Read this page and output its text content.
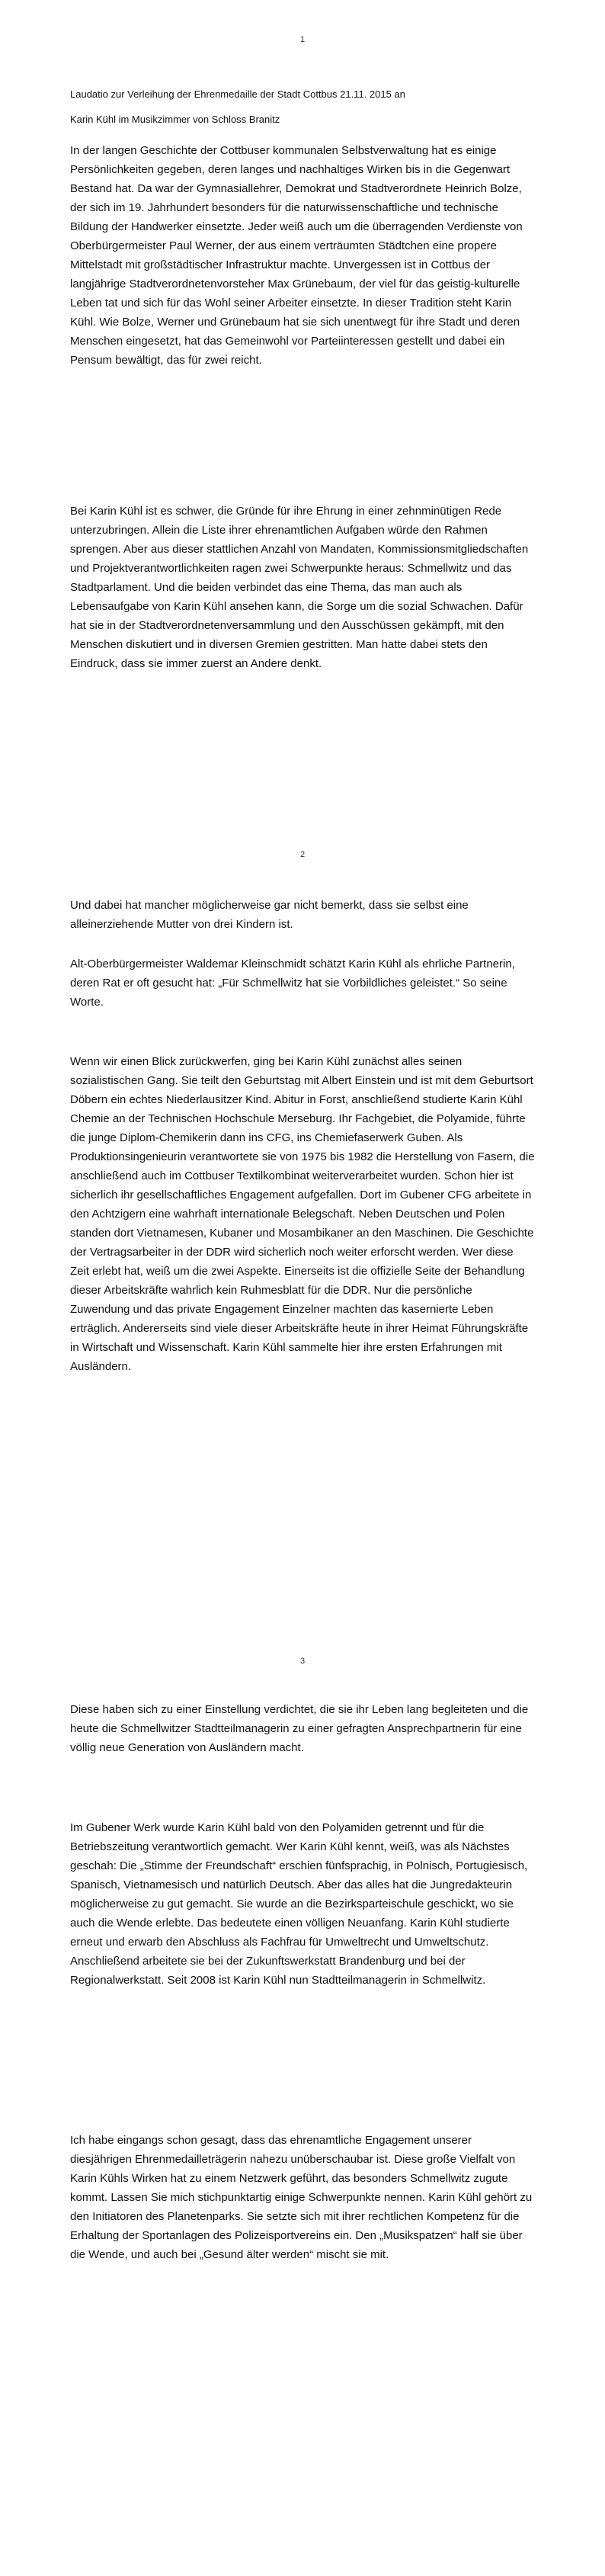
1

Laudatio zur Verleihung der Ehrenmedaille der Stadt Cottbus 21.11. 2015 an

Karin Kühl im Musikzimmer von Schloss Branitz

In der langen Geschichte der Cottbuser kommunalen Selbstverwaltung hat es einige Persönlichkeiten gegeben, deren langes und nachhaltiges Wirken bis in die Gegenwart Bestand hat. Da war der Gymnasiallehrer, Demokrat und Stadtverordnete Heinrich Bolze, der sich im 19. Jahrhundert besonders für die naturwissenschaftliche und technische Bildung der Handwerker einsetzte. Jeder weiß auch um die überragenden Verdienste von Oberbürgermeister Paul Werner, der aus einem verträumten Städtchen eine propere Mittelstadt mit großstädtischer Infrastruktur machte. Unvergessen ist in Cottbus der langjährige Stadtverordnetenvorsteher Max Grünebaum, der viel für das geistig-kulturelle Leben tat und sich für das Wohl seiner Arbeiter einsetzte. In dieser Tradition steht Karin Kühl. Wie Bolze, Werner und Grünebaum hat sie sich unentwegt für ihre Stadt und deren Menschen eingesetzt, hat das Gemeinwohl vor Parteiinteressen gestellt und dabei ein Pensum bewältigt, das für zwei reicht.

Bei Karin Kühl ist es schwer, die Gründe für ihre Ehrung in einer zehnminütigen Rede unterzubringen. Allein die Liste ihrer ehrenamtlichen Aufgaben würde den Rahmen sprengen. Aber aus dieser stattlichen Anzahl von Mandaten, Kommissionsmitgliedschaften und Projektverantwortlichkeiten ragen zwei Schwerpunkte heraus: Schmellwitz und das Stadtparlament. Und die beiden verbindet das eine Thema, das man auch als Lebensaufgabe von Karin Kühl ansehen kann, die Sorge um die sozial Schwachen. Dafür hat sie in der Stadtverordnetenversammlung und den Ausschüssen gekämpft, mit den Menschen diskutiert und in diversen Gremien gestritten. Man hatte dabei stets den Eindruck, dass sie immer zuerst an Andere denkt.

2

Und dabei hat mancher möglicherweise gar nicht bemerkt, dass sie selbst eine alleinerziehende Mutter von drei Kindern ist.

Alt-Oberbürgermeister Waldemar Kleinschmidt schätzt Karin Kühl als ehrliche Partnerin, deren Rat er oft gesucht hat: „Für Schmellwitz hat sie Vorbildliches geleistet.“ So seine Worte.

Wenn wir einen Blick zurückwerfen, ging bei Karin Kühl zunächst alles seinen sozialistischen Gang. Sie teilt den Geburtstag mit Albert Einstein und ist mit dem Geburtsort Döbern ein echtes Niederlausitzer Kind. Abitur in Forst, anschließend studierte Karin Kühl Chemie an der Technischen Hochschule Merseburg. Ihr Fachgebiet, die Polyamide, führte die junge Diplom-Chemikerin dann ins CFG, ins Chemiefaserwerk Guben. Als Produktionsingenieurin verantwortete sie von 1975 bis 1982 die Herstellung von Fasern, die anschließend auch im Cottbuser Textilkombinat weiterverarbeitet wurden. Schon hier ist sicherlich ihr gesellschaftliches Engagement aufgefallen. Dort im Gubener CFG arbeitete in den Achtzigern eine wahrhaft internationale Belegschaft. Neben Deutschen und Polen standen dort Vietnamesen, Kubaner und Mosambikaner an den Maschinen. Die Geschichte der Vertragsarbeiter in der DDR wird sicherlich noch weiter erforscht werden. Wer diese Zeit erlebt hat, weiß um die zwei Aspekte. Einerseits ist die offizielle Seite der Behandlung dieser Arbeitskräfte wahrlich kein Ruhmesblatt für die DDR. Nur die persönliche Zuwendung und das private Engagement Einzelner machten das kasernierte Leben erträglich. Andererseits sind viele dieser Arbeitskräfte heute in ihrer Heimat Führungskräfte in Wirtschaft und Wissenschaft. Karin Kühl sammelte hier ihre ersten Erfahrungen mit Ausländern.

3

Diese haben sich zu einer Einstellung verdichtet, die sie ihr Leben lang begleiteten und die heute die Schmellwitzer Stadtteilmanagerin zu einer gefragten Ansprechpartnerin für eine völlig neue Generation von Ausländern macht.

Im Gubener Werk wurde Karin Kühl bald von den Polyamiden getrennt und für die Betriebszeitung verantwortlich gemacht. Wer Karin Kühl kennt, weiß, was als Nächstes geschah: Die „Stimme der Freundschaft“ erschien fünfsprachig, in Polnisch, Portugiesisch, Spanisch, Vietnamesisch und natürlich Deutsch. Aber das alles hat die Jungredakteurin möglicherweise zu gut gemacht. Sie wurde an die Bezirksparteischule geschickt, wo sie auch die Wende erlebte. Das bedeutete einen völligen Neuanfang. Karin Kühl studierte erneut und erwarb den Abschluss als Fachfrau für Umweltrecht und Umweltschutz. Anschließend arbeitete sie bei der Zukunftswerkstatt Brandenburg und bei der Regionalwerkstatt. Seit 2008 ist Karin Kühl nun Stadtteilmanagerin in Schmellwitz.

Ich habe eingangs schon gesagt, dass das ehrenamtliche Engagement unserer diesjährigen Ehrenmedailleträgerin nahezu unüberschaubar ist. Diese große Vielfalt von Karin Kühls Wirken hat zu einem Netzwerk geführt, das besonders Schmellwitz zugute kommt. Lassen Sie mich stichpunktartig einige Schwerpunkte nennen. Karin Kühl gehört zu den Initiatoren des Planetenparks. Sie setzte sich mit ihrer rechtlichen Kompetenz für die Erhaltung der Sportanlagen des Polizeisportvereins ein. Den „Musikspatzen“ half sie über die Wende, und auch bei „Gesund älter werden“ mischt sie mit.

******************************

Copy every line of the data word for word, omitting the images.

:: Exercise response ::
Read this page and output its text content.
1

Laudatio zur Verleihung der Ehrenmedaille der Stadt Cottbus 21.11. 2015 an

Karin Kühl im Musikzimmer von Schloss Branitz

In der langen Geschichte der Cottbuser kommunalen Selbstverwaltung hat es einige Persönlichkeiten gegeben, deren langes und nachhaltiges Wirken bis in die Gegenwart Bestand hat. Da war der Gymnasiallehrer, Demokrat und Stadtverordnete Heinrich Bolze, der sich im 19. Jahrhundert besonders für die naturwissenschaftliche und technische Bildung der Handwerker einsetzte. Jeder weiß auch um die überragenden Verdienste von Oberbürgermeister Paul Werner, der aus einem verträumten Städtchen eine propere Mittelstadt mit großstädtischer Infrastruktur machte. Unvergessen ist in Cottbus der langjährige Stadtverordnetenvorsteher Max Grünebaum, der viel für das geistig-kulturelle Leben tat und sich für das Wohl seiner Arbeiter einsetzte. In dieser Tradition steht Karin Kühl. Wie Bolze, Werner und Grünebaum hat sie sich unentwegt für ihre Stadt und deren Menschen eingesetzt, hat das Gemeinwohl vor Parteiinteressen gestellt und dabei ein Pensum bewältigt, das für zwei reicht.

Bei Karin Kühl ist es schwer, die Gründe für ihre Ehrung in einer zehnminütigen Rede unterzubringen. Allein die Liste ihrer ehrenamtlichen Aufgaben würde den Rahmen sprengen. Aber aus dieser stattlichen Anzahl von Mandaten, Kommissionsmitgliedschaften und Projektverantwortlichkeiten ragen zwei Schwerpunkte heraus: Schmellwitz und das Stadtparlament. Und die beiden verbindet das eine Thema, das man auch als Lebensaufgabe von Karin Kühl ansehen kann, die Sorge um die sozial Schwachen. Dafür hat sie in der Stadtverordnetenversammlung und den Ausschüssen gekämpft, mit den Menschen diskutiert und in diversen Gremien gestritten. Man hatte dabei stets den Eindruck, dass sie immer zuerst an Andere denkt.

2

Und dabei hat mancher möglicherweise gar nicht bemerkt, dass sie selbst eine alleinerziehende Mutter von drei Kindern ist.

Alt-Oberbürgermeister Waldemar Kleinschmidt schätzt Karin Kühl als ehrliche Partnerin, deren Rat er oft gesucht hat: „Für Schmellwitz hat sie Vorbildliches geleistet.“ So seine Worte.

Wenn wir einen Blick zurückwerfen, ging bei Karin Kühl zunächst alles seinen sozialistischen Gang. Sie teilt den Geburtstag mit Albert Einstein und ist mit dem Geburtsort Döbern ein echtes Niederlausitzer Kind. Abitur in Forst, anschließend studierte Karin Kühl Chemie an der Technischen Hochschule Merseburg. Ihr Fachgebiet, die Polyamide, führte die junge Diplom-Chemikerin dann ins CFG, ins Chemiefaserwerk Guben. Als Produktionsingenieurin verantwortete sie von 1975 bis 1982 die Herstellung von Fasern, die anschließend auch im Cottbuser Textilkombinat weiterverarbeitet wurden. Schon hier ist sicherlich ihr gesellschaftliches Engagement aufgefallen. Dort im Gubener CFG arbeitete in den Achtzigern eine wahrhaft internationale Belegschaft. Neben Deutschen und Polen standen dort Vietnamesen, Kubaner und Mosambikaner an den Maschinen. Die Geschichte der Vertragsarbeiter in der DDR wird sicherlich noch weiter erforscht werden. Wer diese Zeit erlebt hat, weiß um die zwei Aspekte. Einerseits ist die offizielle Seite der Behandlung dieser Arbeitskräfte wahrlich kein Ruhmesblatt für die DDR. Nur die persönliche Zuwendung und das private Engagement Einzelner machten das kasernierte Leben erträglich. Andererseits sind viele dieser Arbeitskräfte heute in ihrer Heimat Führungskräfte in Wirtschaft und Wissenschaft. Karin Kühl sammelte hier ihre ersten Erfahrungen mit Ausländern.

3

Diese haben sich zu einer Einstellung verdichtet, die sie ihr Leben lang begleiteten und die heute die Schmellwitzer Stadtteilmanagerin zu einer gefragten Ansprechpartnerin für eine völlig neue Generation von Ausländern macht.

Im Gubener Werk wurde Karin Kühl bald von den Polyamiden getrennt und für die Betriebszeitung verantwortlich gemacht. Wer Karin Kühl kennt, weiß, was als Nächstes geschah: Die „Stimme der Freundschaft“ erschien fünfsprachig, in Polnisch, Portugiesisch, Spanisch, Vietnamesisch und natürlich Deutsch. Aber das alles hat die Jungredakteurin möglicherweise zu gut gemacht. Sie wurde an die Bezirksparteischule geschickt, wo sie auch die Wende erlebte. Das bedeutete einen völligen Neuanfang. Karin Kühl studierte erneut und erwarb den Abschluss als Fachfrau für Umweltrecht und Umweltschutz. Anschließend arbeitete sie bei der Zukunftswerkstatt Brandenburg und bei der Regionalwerkstatt. Seit 2008 ist Karin Kühl nun Stadtteilmanagerin in Schmellwitz.

Ich habe eingangs schon gesagt, dass das ehrenamtliche Engagement unserer diesjährigen Ehrenmedailleträgerin nahezu unüberschaubar ist. Diese große Vielfalt von Karin Kühls Wirken hat zu einem Netzwerk geführt, das besonders Schmellwitz zugute kommt. Lassen Sie mich stichpunktartig einige Schwerpunkte nennen. Karin Kühl gehört zu den Initiatoren des Planetenparks. Sie setzte sich mit ihrer rechtlichen Kompetenz für die Erhaltung der Sportanlagen des Polizeisportvereins ein. Den „Musikspatzen“ half sie über die Wende, und auch bei „Gesund älter werden“ mischt sie mit.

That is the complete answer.